_WHAT YOU ARE ASKED TO DO_. Repeat the full listing, word for word.
^^^^^^^^
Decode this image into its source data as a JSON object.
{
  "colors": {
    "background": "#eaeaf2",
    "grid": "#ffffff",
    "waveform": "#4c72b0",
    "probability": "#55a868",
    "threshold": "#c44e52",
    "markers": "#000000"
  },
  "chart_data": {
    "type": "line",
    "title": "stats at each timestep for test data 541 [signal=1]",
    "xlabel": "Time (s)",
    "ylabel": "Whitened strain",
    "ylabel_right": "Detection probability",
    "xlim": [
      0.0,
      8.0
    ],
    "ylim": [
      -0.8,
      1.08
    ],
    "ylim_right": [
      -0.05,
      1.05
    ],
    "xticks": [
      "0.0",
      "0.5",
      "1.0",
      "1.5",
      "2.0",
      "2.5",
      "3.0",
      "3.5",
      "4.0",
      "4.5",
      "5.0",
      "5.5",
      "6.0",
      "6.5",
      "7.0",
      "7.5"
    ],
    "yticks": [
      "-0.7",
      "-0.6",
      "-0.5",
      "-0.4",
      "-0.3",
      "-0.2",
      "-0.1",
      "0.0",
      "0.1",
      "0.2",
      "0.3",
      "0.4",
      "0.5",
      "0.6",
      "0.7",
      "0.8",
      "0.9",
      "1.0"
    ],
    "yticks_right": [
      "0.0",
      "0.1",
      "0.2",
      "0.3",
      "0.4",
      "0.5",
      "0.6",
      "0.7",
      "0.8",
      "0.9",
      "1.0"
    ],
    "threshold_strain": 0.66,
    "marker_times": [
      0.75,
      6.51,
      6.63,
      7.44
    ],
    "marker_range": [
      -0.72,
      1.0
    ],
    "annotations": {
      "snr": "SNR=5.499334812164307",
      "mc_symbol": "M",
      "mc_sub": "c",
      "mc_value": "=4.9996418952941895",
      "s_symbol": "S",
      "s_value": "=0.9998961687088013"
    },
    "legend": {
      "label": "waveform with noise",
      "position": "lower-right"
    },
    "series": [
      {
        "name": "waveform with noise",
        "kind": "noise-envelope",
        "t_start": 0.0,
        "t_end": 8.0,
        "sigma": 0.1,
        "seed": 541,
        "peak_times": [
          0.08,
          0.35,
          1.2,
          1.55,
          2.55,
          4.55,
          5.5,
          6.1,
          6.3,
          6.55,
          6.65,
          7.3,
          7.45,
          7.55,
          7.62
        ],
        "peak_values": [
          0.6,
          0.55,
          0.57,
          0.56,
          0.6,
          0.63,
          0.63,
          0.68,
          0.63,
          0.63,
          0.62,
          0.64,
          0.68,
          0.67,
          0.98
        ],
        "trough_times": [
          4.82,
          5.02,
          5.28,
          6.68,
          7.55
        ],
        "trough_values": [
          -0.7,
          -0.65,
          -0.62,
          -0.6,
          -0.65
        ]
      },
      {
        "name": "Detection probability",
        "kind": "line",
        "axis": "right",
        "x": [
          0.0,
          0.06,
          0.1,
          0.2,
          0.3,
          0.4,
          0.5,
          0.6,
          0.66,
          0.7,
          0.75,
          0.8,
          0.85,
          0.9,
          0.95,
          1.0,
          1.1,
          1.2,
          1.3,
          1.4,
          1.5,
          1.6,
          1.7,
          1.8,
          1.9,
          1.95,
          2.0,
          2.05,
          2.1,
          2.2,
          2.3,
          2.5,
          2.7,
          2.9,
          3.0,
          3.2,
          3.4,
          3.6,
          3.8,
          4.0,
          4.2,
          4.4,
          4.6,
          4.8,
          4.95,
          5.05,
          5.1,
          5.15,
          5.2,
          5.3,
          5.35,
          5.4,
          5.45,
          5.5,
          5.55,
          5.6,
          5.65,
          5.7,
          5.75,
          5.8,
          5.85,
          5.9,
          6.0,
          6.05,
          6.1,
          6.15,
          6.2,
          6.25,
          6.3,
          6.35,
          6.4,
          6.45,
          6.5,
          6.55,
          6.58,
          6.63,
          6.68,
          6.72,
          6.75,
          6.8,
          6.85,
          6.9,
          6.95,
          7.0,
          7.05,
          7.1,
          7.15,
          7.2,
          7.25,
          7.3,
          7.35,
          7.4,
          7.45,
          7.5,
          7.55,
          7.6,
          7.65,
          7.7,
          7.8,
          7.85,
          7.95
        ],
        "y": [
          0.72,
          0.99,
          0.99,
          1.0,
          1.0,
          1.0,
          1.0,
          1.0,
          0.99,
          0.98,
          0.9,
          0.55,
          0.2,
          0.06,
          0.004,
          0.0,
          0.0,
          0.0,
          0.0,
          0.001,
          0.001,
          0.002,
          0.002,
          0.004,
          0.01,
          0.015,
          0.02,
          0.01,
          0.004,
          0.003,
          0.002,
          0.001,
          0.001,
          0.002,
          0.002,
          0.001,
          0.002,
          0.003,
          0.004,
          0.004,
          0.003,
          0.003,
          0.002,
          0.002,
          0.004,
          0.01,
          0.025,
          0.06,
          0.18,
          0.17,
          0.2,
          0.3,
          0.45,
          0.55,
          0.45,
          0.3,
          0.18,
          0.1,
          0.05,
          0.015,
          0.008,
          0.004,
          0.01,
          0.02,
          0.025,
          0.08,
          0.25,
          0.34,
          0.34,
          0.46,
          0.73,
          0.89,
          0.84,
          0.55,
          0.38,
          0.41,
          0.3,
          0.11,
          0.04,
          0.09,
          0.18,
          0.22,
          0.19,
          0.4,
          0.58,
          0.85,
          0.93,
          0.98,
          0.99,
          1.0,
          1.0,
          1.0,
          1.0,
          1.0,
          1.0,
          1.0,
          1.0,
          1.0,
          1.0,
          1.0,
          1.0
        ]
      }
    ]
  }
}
^^^^^^^^
_RESULT FOR THIS TASK_.
Decode this image into its source data as a JSON object.
{
  "colors": {
    "background": "#eaeaf2",
    "grid": "#ffffff",
    "waveform": "#4c72b0",
    "probability": "#55a868",
    "threshold": "#c44e52",
    "markers": "#000000"
  },
  "chart_data": {
    "type": "line",
    "title": "stats at each timestep for test data 541 [signal=1]",
    "xlabel": "Time (s)",
    "ylabel": "Whitened strain",
    "ylabel_right": "Detection probability",
    "xlim": [
      0.0,
      8.0
    ],
    "ylim": [
      -0.8,
      1.08
    ],
    "ylim_right": [
      -0.05,
      1.05
    ],
    "xticks": [
      "0.0",
      "0.5",
      "1.0",
      "1.5",
      "2.0",
      "2.5",
      "3.0",
      "3.5",
      "4.0",
      "4.5",
      "5.0",
      "5.5",
      "6.0",
      "6.5",
      "7.0",
      "7.5"
    ],
    "yticks": [
      "-0.7",
      "-0.6",
      "-0.5",
      "-0.4",
      "-0.3",
      "-0.2",
      "-0.1",
      "0.0",
      "0.1",
      "0.2",
      "0.3",
      "0.4",
      "0.5",
      "0.6",
      "0.7",
      "0.8",
      "0.9",
      "1.0"
    ],
    "yticks_right": [
      "0.0",
      "0.1",
      "0.2",
      "0.3",
      "0.4",
      "0.5",
      "0.6",
      "0.7",
      "0.8",
      "0.9",
      "1.0"
    ],
    "threshold_strain": 0.66,
    "marker_times": [
      0.75,
      6.51,
      6.63,
      7.44
    ],
    "marker_range": [
      -0.72,
      1.0
    ],
    "annotations": {
      "snr": "SNR=5.499334812164307",
      "mc_symbol": "M",
      "mc_sub": "c",
      "mc_value": "=4.9996418952941895",
      "s_symbol": "S",
      "s_value": "=0.9998961687088013"
    },
    "legend": {
      "label": "waveform with noise",
      "position": "lower-right"
    },
    "series": [
      {
        "name": "waveform with noise",
        "kind": "noise-envelope",
        "t_start": 0.0,
        "t_end": 8.0,
        "sigma": 0.1,
        "seed": 541,
        "peak_times": [
          0.08,
          0.35,
          1.2,
          1.55,
          2.55,
          4.55,
          5.5,
          6.1,
          6.3,
          6.55,
          6.65,
          7.3,
          7.45,
          7.55,
          7.62
        ],
        "peak_values": [
          0.6,
          0.55,
          0.57,
          0.56,
          0.6,
          0.63,
          0.63,
          0.68,
          0.63,
          0.63,
          0.62,
          0.64,
          0.68,
          0.67,
          0.98
        ],
        "trough_times": [
          4.82,
          5.02,
          5.28,
          6.68,
          7.55
        ],
        "trough_values": [
          -0.7,
          -0.65,
          -0.62,
          -0.6,
          -0.65
        ]
      },
      {
        "name": "Detection probability",
        "kind": "line",
        "axis": "right",
        "x": [
          0.0,
          0.06,
          0.1,
          0.2,
          0.3,
          0.4,
          0.5,
          0.6,
          0.66,
          0.7,
          0.75,
          0.8,
          0.85,
          0.9,
          0.95,
          1.0,
          1.1,
          1.2,
          1.3,
          1.4,
          1.5,
          1.6,
          1.7,
          1.8,
          1.9,
          1.95,
          2.0,
          2.05,
          2.1,
          2.2,
          2.3,
          2.5,
          2.7,
          2.9,
          3.0,
          3.2,
          3.4,
          3.6,
          3.8,
          4.0,
          4.2,
          4.4,
          4.6,
          4.8,
          4.95,
          5.05,
          5.1,
          5.15,
          5.2,
          5.3,
          5.35,
          5.4,
          5.45,
          5.5,
          5.55,
          5.6,
          5.65,
          5.7,
          5.75,
          5.8,
          5.85,
          5.9,
          6.0,
          6.05,
          6.1,
          6.15,
          6.2,
          6.25,
          6.3,
          6.35,
          6.4,
          6.45,
          6.5,
          6.55,
          6.58,
          6.63,
          6.68,
          6.72,
          6.75,
          6.8,
          6.85,
          6.9,
          6.95,
          7.0,
          7.05,
          7.1,
          7.15,
          7.2,
          7.25,
          7.3,
          7.35,
          7.4,
          7.45,
          7.5,
          7.55,
          7.6,
          7.65,
          7.7,
          7.8,
          7.85,
          7.95
        ],
        "y": [
          0.72,
          0.99,
          0.99,
          1.0,
          1.0,
          1.0,
          1.0,
          1.0,
          0.99,
          0.98,
          0.9,
          0.55,
          0.2,
          0.06,
          0.004,
          0.0,
          0.0,
          0.0,
          0.0,
          0.001,
          0.001,
          0.002,
          0.002,
          0.004,
          0.01,
          0.015,
          0.02,
          0.01,
          0.004,
          0.003,
          0.002,
          0.001,
          0.001,
          0.002,
          0.002,
          0.001,
          0.002,
          0.003,
          0.004,
          0.004,
          0.003,
          0.003,
          0.002,
          0.002,
          0.004,
          0.01,
          0.025,
          0.06,
          0.18,
          0.17,
          0.2,
          0.3,
          0.45,
          0.55,
          0.45,
          0.3,
          0.18,
          0.1,
          0.05,
          0.015,
          0.008,
          0.004,
          0.01,
          0.02,
          0.025,
          0.08,
          0.25,
          0.34,
          0.34,
          0.46,
          0.73,
          0.89,
          0.84,
          0.55,
          0.38,
          0.41,
          0.3,
          0.11,
          0.04,
          0.09,
          0.18,
          0.22,
          0.19,
          0.4,
          0.58,
          0.85,
          0.93,
          0.98,
          0.99,
          1.0,
          1.0,
          1.0,
          1.0,
          1.0,
          1.0,
          1.0,
          1.0,
          1.0,
          1.0,
          1.0,
          1.0
        ]
      }
    ]
  }
}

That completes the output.